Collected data
────

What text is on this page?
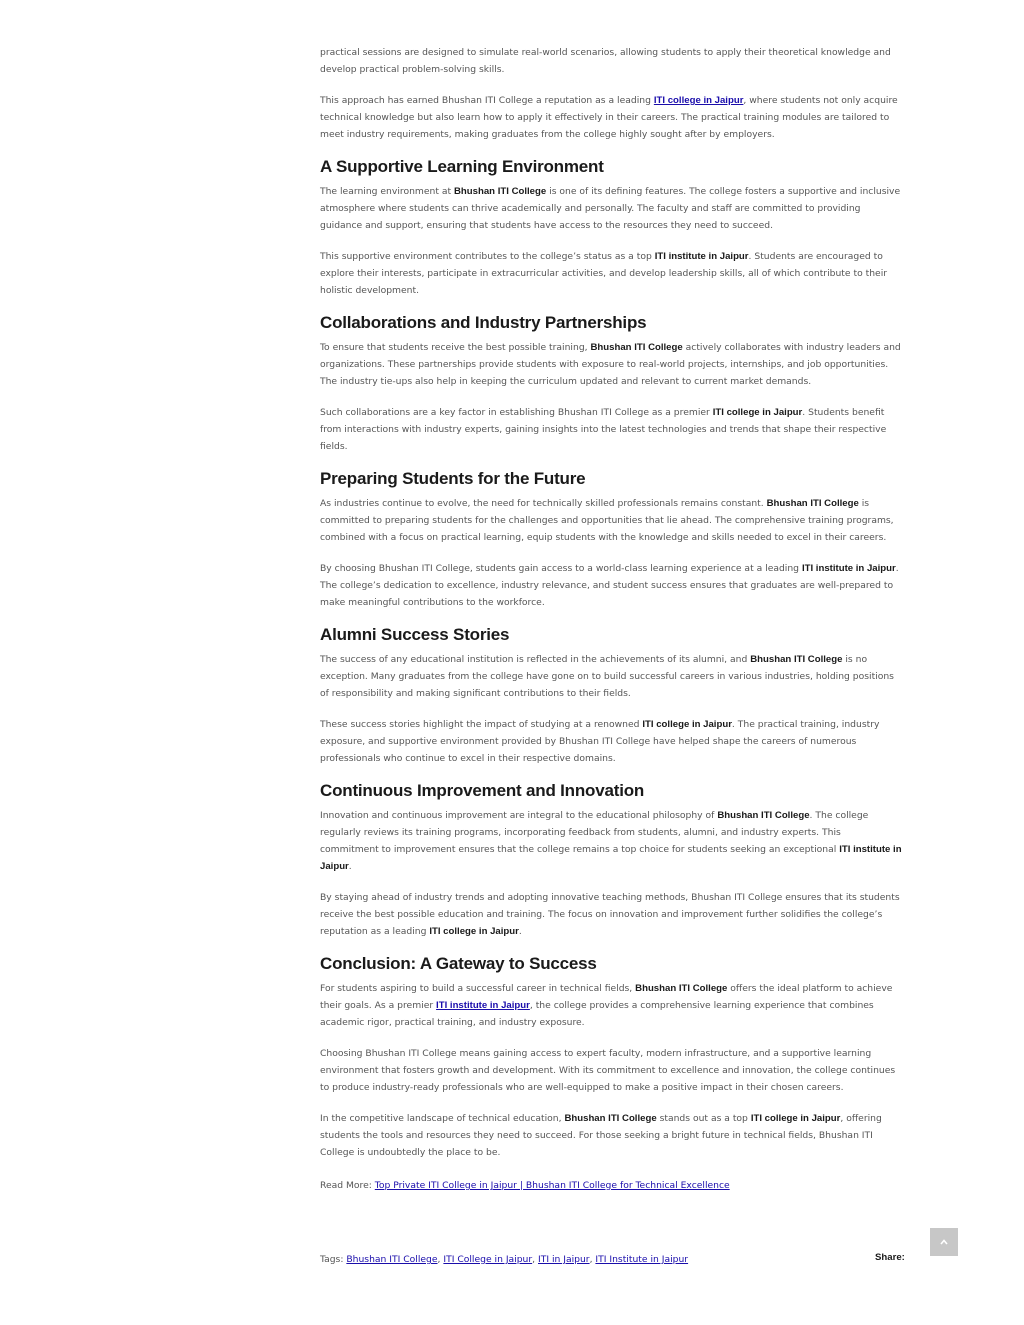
practical sessions are designed to simulate real-world scenarios, allowing students to apply their theoretical knowledge and develop practical problem-solving skills.

This approach has earned Bhushan ITI College a reputation as a leading ITI college in Jaipur, where students not only acquire technical knowledge but also learn how to apply it effectively in their careers. The practical training modules are tailored to meet industry requirements, making graduates from the college highly sought after by employers.

A Supportive Learning Environment

The learning environment at Bhushan ITI College is one of its defining features. The college fosters a supportive and inclusive atmosphere where students can thrive academically and personally. The faculty and staff are committed to providing guidance and support, ensuring that students have access to the resources they need to succeed.

This supportive environment contributes to the college’s status as a top ITI institute in Jaipur. Students are encouraged to explore their interests, participate in extracurricular activities, and develop leadership skills, all of which contribute to their holistic development.

Collaborations and Industry Partnerships

To ensure that students receive the best possible training, Bhushan ITI College actively collaborates with industry leaders and organizations. These partnerships provide students with exposure to real-world projects, internships, and job opportunities. The industry tie-ups also help in keeping the curriculum updated and relevant to current market demands.

Such collaborations are a key factor in establishing Bhushan ITI College as a premier ITI college in Jaipur. Students benefit from interactions with industry experts, gaining insights into the latest technologies and trends that shape their respective fields.

Preparing Students for the Future

As industries continue to evolve, the need for technically skilled professionals remains constant. Bhushan ITI College is committed to preparing students for the challenges and opportunities that lie ahead. The comprehensive training programs, combined with a focus on practical learning, equip students with the knowledge and skills needed to excel in their careers.

By choosing Bhushan ITI College, students gain access to a world-class learning experience at a leading ITI institute in Jaipur. The college’s dedication to excellence, industry relevance, and student success ensures that graduates are well-prepared to make meaningful contributions to the workforce.

Alumni Success Stories

The success of any educational institution is reflected in the achievements of its alumni, and Bhushan ITI College is no exception. Many graduates from the college have gone on to build successful careers in various industries, holding positions of responsibility and making significant contributions to their fields.

These success stories highlight the impact of studying at a renowned ITI college in Jaipur. The practical training, industry exposure, and supportive environment provided by Bhushan ITI College have helped shape the careers of numerous professionals who continue to excel in their respective domains.

Continuous Improvement and Innovation

Innovation and continuous improvement are integral to the educational philosophy of Bhushan ITI College. The college regularly reviews its training programs, incorporating feedback from students, alumni, and industry experts. This commitment to improvement ensures that the college remains a top choice for students seeking an exceptional ITI institute in Jaipur.

By staying ahead of industry trends and adopting innovative teaching methods, Bhushan ITI College ensures that its students receive the best possible education and training. The focus on innovation and improvement further solidifies the college’s reputation as a leading ITI college in Jaipur.

Conclusion: A Gateway to Success

For students aspiring to build a successful career in technical fields, Bhushan ITI College offers the ideal platform to achieve their goals. As a premier ITI institute in Jaipur, the college provides a comprehensive learning experience that combines academic rigor, practical training, and industry exposure.

Choosing Bhushan ITI College means gaining access to expert faculty, modern infrastructure, and a supportive learning environment that fosters growth and development. With its commitment to excellence and innovation, the college continues to produce industry-ready professionals who are well-equipped to make a positive impact in their chosen careers.

In the competitive landscape of technical education, Bhushan ITI College stands out as a top ITI college in Jaipur, offering students the tools and resources they need to succeed. For those seeking a bright future in technical fields, Bhushan ITI College is undoubtedly the place to be.

Read More: Top Private ITI College in Jaipur | Bhushan ITI College for Technical Excellence

Tags: Bhushan ITI College, ITI College in Jaipur, ITI in Jaipur, ITI Institute in Jaipur	Share:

────

The problem: Your answer should be only a number: how many lines of the data above contain the string "making"?

Task response: 2